To do >> Reproduce each line from the records that holds "JSON".

──────── Material for this task

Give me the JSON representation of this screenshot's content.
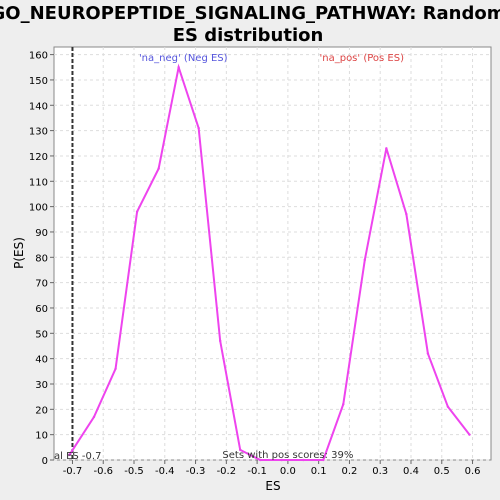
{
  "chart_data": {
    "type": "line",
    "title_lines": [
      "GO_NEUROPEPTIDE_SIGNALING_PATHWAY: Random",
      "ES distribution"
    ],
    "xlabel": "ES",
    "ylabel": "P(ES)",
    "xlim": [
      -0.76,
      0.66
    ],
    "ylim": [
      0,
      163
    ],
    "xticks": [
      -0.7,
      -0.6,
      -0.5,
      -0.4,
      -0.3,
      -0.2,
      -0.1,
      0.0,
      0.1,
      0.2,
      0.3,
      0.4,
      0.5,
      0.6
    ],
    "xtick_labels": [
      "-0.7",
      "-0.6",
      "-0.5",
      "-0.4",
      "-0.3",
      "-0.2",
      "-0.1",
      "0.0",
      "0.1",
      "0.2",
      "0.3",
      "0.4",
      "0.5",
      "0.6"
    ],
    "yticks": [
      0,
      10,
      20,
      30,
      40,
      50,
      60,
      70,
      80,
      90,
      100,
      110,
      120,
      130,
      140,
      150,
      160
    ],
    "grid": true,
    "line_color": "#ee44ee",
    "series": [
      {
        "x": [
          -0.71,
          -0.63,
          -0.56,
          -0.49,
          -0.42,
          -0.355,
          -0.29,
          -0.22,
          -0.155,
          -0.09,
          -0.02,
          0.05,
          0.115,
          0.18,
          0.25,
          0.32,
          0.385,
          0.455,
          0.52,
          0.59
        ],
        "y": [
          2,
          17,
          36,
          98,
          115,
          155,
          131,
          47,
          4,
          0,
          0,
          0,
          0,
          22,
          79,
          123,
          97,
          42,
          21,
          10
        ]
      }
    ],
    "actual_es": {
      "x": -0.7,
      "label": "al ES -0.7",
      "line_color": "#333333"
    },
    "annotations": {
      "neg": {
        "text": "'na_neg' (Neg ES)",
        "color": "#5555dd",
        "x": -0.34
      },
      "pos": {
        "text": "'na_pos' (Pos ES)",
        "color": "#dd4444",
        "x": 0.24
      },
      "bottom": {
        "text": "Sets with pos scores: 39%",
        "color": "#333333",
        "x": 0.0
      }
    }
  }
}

────────────────
──────── Material for this task

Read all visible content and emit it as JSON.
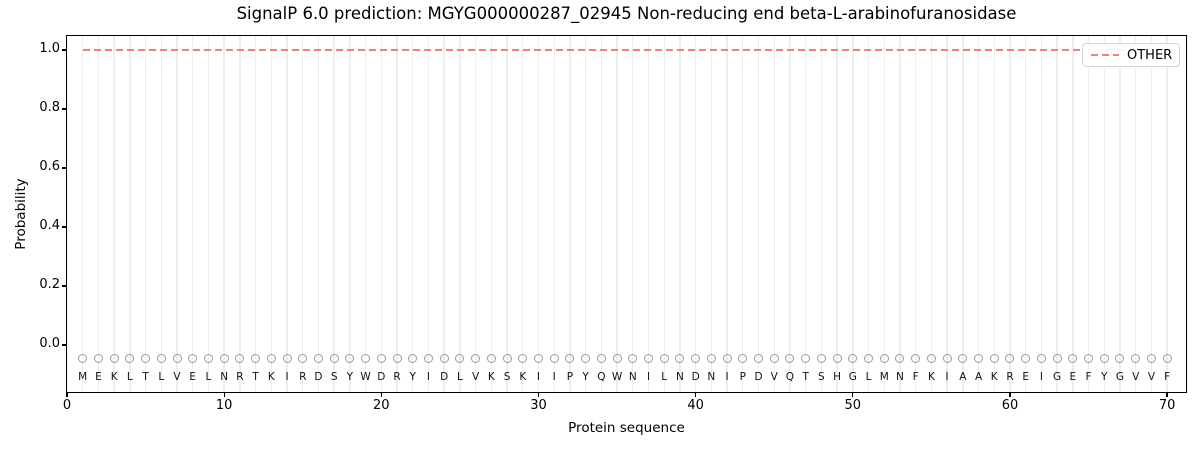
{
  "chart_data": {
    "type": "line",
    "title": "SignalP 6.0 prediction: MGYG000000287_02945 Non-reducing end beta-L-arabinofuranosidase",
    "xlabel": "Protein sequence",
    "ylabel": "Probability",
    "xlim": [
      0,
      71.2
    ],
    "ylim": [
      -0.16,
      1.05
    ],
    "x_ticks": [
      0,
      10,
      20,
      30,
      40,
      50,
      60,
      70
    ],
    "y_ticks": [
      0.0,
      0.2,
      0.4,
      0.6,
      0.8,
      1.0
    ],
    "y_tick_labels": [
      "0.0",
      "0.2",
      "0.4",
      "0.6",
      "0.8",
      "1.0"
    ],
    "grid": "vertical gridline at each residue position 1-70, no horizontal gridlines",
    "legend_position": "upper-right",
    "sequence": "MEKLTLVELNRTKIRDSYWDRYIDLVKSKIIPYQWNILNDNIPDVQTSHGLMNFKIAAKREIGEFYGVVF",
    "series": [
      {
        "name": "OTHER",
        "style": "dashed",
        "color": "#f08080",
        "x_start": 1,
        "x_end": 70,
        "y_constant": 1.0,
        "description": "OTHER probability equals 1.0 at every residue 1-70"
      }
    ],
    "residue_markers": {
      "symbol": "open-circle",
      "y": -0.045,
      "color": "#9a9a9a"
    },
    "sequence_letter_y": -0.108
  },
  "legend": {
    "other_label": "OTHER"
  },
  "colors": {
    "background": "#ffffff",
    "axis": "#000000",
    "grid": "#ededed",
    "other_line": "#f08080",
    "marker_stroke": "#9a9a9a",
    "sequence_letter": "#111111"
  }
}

────────────────

Final answer >>
Give me the JSON representation of this screenshot's content.
Read all visible content and emit it as JSON.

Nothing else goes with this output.